» Task directions
Copy each line of the entries that contains the word "through".

Dataset excerpts:
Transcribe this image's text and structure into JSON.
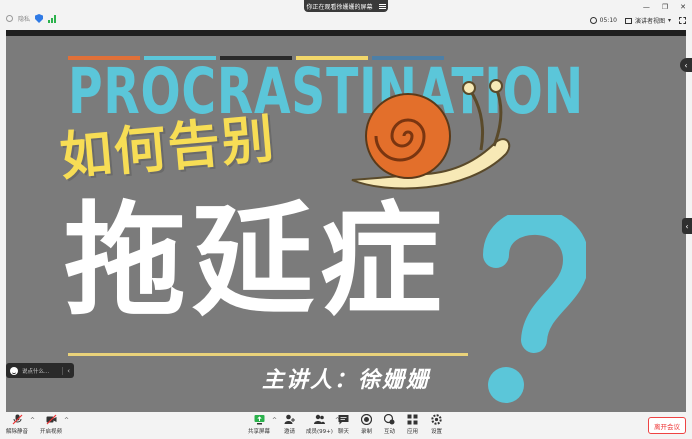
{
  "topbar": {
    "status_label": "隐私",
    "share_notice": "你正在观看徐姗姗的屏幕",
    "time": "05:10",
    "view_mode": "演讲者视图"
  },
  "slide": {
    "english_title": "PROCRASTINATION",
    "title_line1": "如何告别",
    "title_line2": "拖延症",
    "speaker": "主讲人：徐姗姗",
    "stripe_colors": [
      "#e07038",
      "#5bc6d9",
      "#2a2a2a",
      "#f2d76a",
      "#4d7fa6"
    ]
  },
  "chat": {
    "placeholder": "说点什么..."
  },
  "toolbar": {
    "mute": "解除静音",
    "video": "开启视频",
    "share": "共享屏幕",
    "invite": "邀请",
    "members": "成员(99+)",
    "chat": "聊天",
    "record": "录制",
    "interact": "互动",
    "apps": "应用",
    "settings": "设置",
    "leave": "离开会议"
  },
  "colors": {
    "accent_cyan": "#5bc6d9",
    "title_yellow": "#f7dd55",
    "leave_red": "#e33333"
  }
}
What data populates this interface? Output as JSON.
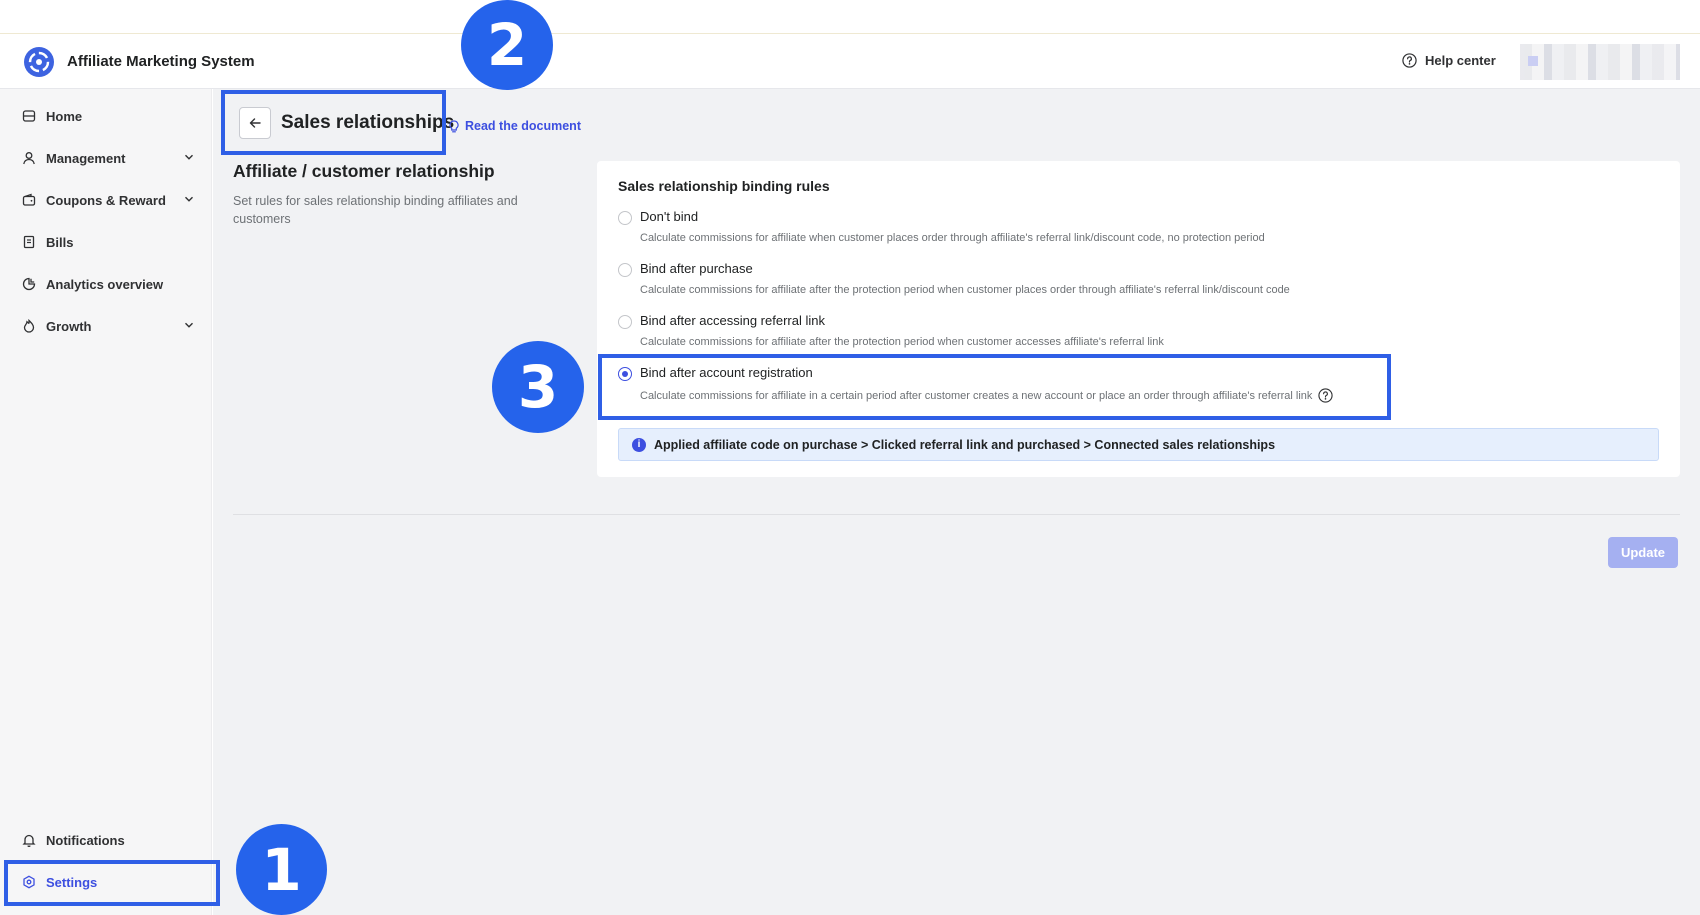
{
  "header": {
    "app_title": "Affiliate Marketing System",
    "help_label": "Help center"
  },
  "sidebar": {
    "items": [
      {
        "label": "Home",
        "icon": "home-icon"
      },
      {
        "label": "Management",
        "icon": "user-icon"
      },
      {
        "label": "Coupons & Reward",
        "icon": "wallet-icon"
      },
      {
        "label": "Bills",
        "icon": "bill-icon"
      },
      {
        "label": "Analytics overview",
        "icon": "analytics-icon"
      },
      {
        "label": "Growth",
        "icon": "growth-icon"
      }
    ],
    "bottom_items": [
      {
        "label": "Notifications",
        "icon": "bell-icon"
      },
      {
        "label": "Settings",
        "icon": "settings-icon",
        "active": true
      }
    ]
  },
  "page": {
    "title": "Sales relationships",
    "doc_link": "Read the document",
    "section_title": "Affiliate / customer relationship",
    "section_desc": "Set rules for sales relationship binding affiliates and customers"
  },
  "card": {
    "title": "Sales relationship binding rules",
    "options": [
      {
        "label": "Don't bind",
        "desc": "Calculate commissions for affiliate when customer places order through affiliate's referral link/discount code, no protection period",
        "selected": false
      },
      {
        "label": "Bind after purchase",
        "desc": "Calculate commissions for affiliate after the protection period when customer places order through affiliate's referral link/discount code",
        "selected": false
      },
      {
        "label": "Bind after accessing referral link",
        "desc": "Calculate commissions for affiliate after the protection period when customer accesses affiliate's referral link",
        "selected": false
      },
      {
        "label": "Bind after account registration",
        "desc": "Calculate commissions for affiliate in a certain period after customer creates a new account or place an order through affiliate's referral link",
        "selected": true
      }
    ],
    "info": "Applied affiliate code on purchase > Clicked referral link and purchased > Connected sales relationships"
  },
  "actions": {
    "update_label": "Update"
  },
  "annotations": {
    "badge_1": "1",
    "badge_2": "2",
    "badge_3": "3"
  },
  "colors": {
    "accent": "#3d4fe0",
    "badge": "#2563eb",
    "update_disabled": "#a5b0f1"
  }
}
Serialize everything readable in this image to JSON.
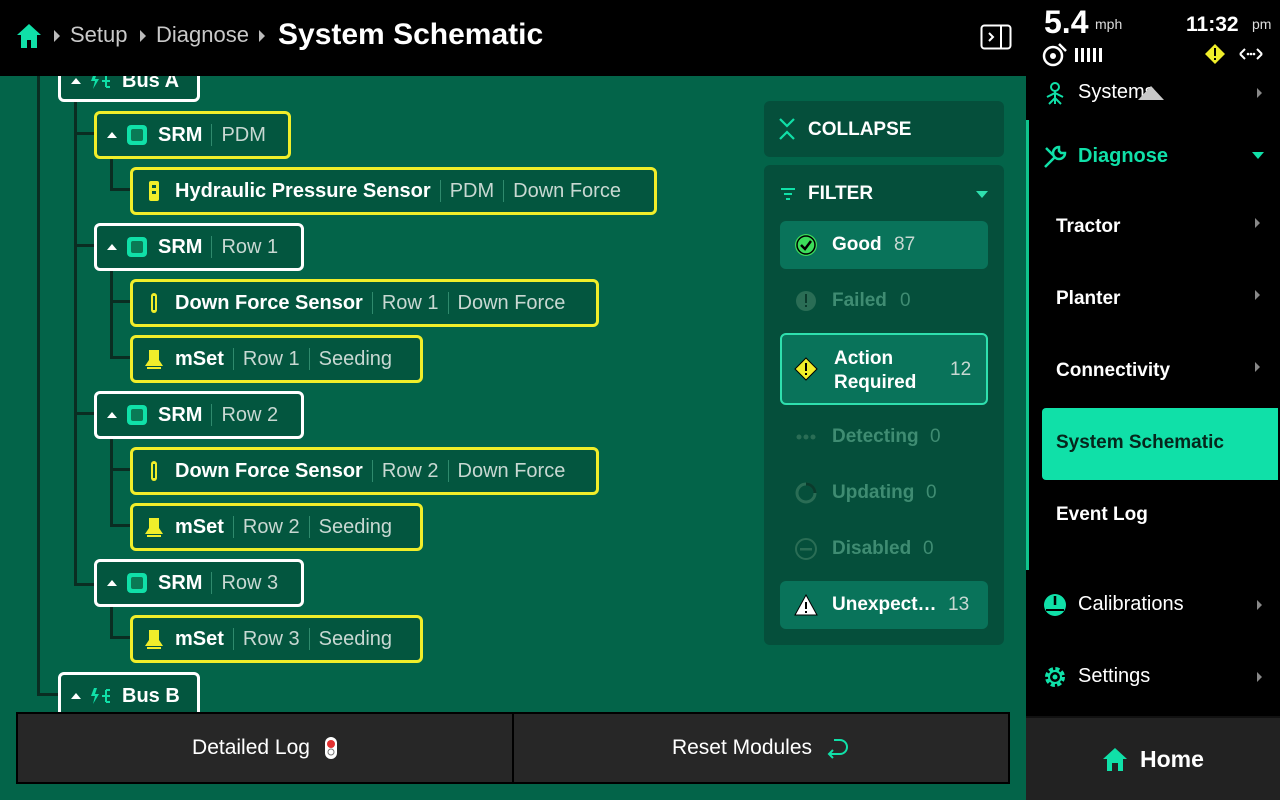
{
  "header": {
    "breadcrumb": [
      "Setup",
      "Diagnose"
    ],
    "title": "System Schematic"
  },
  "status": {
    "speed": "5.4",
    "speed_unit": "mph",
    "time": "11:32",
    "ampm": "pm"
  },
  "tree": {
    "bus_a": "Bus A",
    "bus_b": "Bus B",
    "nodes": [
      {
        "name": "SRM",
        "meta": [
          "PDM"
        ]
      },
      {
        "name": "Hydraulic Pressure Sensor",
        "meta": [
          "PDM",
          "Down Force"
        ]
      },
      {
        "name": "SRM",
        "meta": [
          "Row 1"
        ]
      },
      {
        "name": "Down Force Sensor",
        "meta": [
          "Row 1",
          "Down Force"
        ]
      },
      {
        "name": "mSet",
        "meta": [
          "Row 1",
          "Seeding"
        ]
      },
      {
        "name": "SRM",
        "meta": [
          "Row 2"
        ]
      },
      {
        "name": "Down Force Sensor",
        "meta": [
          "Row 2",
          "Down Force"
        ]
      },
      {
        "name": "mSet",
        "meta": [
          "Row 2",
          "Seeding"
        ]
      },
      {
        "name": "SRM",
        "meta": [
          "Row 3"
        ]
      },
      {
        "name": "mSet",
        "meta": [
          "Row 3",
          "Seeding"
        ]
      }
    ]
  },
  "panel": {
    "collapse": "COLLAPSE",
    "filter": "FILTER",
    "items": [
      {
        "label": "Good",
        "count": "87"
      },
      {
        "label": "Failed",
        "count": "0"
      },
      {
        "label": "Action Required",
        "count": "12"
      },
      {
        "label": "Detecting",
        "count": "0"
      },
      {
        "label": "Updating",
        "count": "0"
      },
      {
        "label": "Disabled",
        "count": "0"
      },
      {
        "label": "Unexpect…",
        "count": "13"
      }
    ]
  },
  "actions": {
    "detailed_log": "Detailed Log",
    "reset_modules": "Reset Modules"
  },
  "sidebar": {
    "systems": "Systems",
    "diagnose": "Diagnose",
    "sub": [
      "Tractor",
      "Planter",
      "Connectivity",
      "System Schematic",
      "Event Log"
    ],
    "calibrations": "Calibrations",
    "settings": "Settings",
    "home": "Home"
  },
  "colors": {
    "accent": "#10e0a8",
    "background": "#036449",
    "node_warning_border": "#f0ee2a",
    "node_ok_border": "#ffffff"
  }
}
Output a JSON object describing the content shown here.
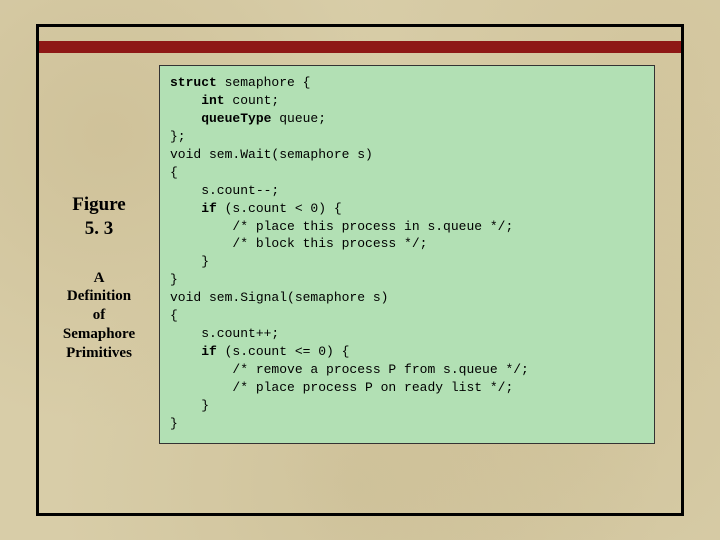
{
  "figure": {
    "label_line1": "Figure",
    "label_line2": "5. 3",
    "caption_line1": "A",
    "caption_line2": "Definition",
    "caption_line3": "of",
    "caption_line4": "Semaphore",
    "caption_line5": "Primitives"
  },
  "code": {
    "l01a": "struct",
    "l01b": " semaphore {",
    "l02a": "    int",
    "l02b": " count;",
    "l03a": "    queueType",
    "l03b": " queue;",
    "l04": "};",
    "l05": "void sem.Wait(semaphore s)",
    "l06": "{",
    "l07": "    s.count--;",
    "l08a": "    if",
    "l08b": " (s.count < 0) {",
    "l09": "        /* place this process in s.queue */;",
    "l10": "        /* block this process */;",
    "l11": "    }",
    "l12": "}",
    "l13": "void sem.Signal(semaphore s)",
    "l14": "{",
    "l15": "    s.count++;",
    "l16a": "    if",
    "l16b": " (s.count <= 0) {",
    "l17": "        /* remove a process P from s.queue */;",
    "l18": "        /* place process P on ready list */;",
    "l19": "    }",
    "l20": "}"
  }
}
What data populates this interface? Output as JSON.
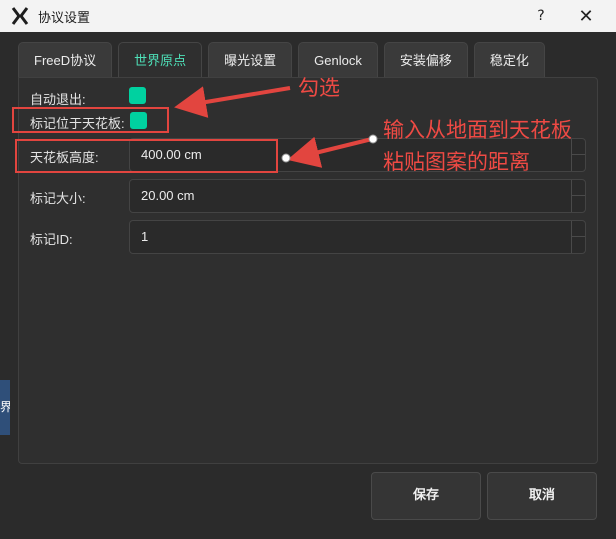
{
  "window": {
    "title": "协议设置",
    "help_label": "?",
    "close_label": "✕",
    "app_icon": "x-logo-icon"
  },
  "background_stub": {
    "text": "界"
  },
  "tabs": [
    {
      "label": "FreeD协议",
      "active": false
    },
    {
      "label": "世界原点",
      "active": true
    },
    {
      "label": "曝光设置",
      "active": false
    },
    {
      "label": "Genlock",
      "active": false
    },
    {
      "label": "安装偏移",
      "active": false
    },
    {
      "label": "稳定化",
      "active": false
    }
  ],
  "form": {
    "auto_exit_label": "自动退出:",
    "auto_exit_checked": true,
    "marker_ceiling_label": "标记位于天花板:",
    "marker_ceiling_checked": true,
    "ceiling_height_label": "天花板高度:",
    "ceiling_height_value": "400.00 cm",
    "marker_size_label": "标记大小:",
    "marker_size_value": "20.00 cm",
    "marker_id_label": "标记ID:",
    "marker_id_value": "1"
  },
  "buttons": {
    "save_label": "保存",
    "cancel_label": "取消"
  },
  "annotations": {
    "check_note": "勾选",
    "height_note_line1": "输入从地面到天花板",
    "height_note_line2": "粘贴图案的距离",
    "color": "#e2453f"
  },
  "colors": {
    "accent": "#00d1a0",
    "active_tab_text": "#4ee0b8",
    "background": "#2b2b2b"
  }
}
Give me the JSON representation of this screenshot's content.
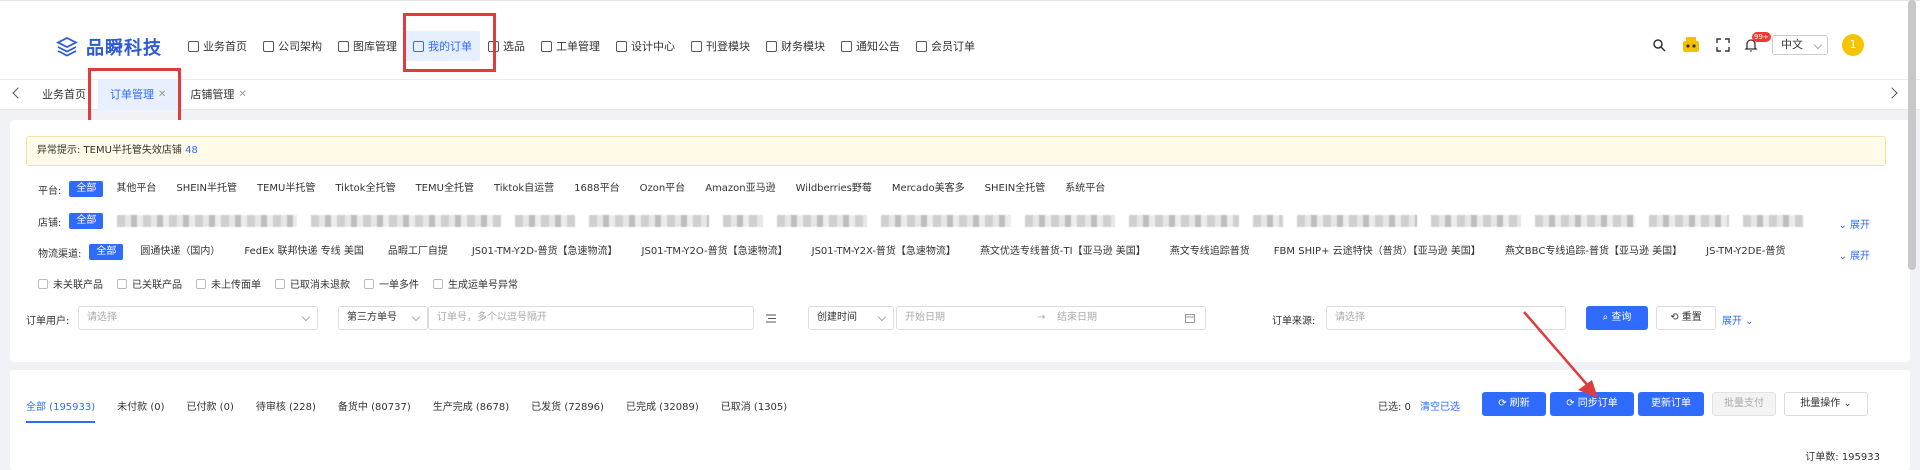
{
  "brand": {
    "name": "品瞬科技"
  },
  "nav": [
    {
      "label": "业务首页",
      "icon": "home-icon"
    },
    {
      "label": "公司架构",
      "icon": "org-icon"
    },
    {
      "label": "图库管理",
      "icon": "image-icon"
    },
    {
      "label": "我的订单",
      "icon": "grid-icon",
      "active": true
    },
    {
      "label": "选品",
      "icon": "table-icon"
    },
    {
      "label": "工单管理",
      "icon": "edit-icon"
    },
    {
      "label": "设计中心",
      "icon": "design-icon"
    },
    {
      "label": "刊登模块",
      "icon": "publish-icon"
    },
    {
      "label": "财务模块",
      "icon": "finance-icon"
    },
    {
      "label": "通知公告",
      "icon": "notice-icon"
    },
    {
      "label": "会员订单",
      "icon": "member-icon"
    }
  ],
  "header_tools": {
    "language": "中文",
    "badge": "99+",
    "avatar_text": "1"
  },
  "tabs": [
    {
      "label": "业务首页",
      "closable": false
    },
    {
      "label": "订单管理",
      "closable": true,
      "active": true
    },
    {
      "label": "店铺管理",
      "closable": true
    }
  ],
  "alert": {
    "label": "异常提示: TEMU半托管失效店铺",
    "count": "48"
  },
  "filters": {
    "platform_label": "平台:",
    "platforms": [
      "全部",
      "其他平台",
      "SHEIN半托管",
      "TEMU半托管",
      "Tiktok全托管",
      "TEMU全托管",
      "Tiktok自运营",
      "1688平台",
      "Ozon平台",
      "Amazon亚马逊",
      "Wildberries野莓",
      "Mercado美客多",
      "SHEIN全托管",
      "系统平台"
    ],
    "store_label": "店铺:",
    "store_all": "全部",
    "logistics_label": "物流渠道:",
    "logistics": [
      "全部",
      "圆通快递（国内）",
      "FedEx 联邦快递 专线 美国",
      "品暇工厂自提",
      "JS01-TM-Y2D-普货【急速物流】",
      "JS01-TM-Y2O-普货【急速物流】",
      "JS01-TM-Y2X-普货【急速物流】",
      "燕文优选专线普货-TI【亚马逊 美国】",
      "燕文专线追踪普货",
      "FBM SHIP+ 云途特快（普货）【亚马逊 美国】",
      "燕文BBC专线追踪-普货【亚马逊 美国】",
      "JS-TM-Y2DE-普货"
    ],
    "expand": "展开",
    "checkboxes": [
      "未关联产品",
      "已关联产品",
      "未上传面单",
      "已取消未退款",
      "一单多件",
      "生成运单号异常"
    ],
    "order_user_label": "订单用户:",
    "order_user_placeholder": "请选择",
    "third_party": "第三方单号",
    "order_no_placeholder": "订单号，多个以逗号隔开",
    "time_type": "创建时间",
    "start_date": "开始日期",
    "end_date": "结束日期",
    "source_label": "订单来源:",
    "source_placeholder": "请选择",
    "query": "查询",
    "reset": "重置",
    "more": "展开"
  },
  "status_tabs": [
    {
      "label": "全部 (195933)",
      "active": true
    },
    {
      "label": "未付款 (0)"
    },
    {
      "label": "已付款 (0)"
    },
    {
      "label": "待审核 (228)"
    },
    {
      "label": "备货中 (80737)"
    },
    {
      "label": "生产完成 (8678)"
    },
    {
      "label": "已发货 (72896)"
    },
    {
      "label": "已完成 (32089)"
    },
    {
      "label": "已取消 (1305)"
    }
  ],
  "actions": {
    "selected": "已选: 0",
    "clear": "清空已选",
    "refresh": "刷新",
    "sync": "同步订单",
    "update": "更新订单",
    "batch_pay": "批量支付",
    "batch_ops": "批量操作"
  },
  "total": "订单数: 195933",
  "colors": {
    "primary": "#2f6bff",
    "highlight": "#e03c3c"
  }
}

» Task result
        "desc": "Calculate commissions for affiliate when customer places order through affiliate's referral link/discount code, no protection period",
        "desc": "Calculate commissions for affiliate after the protection period when customer places order through affiliate's referral link/discount code",
        "desc": "Calculate commissions for affiliate in a certain period after customer creates a new account or place an order through affiliate's referral link",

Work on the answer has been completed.